WHAT IS ASKED: Extract the complete listing and output it unchanged.
■ ■ ■ ■ ■
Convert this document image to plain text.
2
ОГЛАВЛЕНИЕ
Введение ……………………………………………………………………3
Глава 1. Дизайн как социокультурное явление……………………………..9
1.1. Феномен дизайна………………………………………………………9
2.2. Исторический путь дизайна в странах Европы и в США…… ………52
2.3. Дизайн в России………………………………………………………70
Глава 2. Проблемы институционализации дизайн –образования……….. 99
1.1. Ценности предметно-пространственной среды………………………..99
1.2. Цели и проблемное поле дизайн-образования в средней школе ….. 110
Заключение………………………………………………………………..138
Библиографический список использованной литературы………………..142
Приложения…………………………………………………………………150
■ ■ ■ ■ ■
OUTPUT OF THE TASK:
Convert this document image to plain text.
2
ОГЛАВЛЕНИЕ
Введение ……………………………………………………………………3
Глава 1. Дизайн как социокультурное явление……………………………..9
1.1. Феномен дизайна………………………………………………………9
2.2. Исторический путь дизайна в странах Европы и в США…… ………52
2.3. Дизайн в России………………………………………………………70
Глава 2. Проблемы институционализации дизайн –образования……….. 99
1.1. Ценности предметно-пространственной среды………………………..99
1.2. Цели и проблемное поле дизайн-образования в средней школе ….. 110
Заключение………………………………………………………………..138
Библиографический список использованной литературы………………..142
Приложения…………………………………………………………………150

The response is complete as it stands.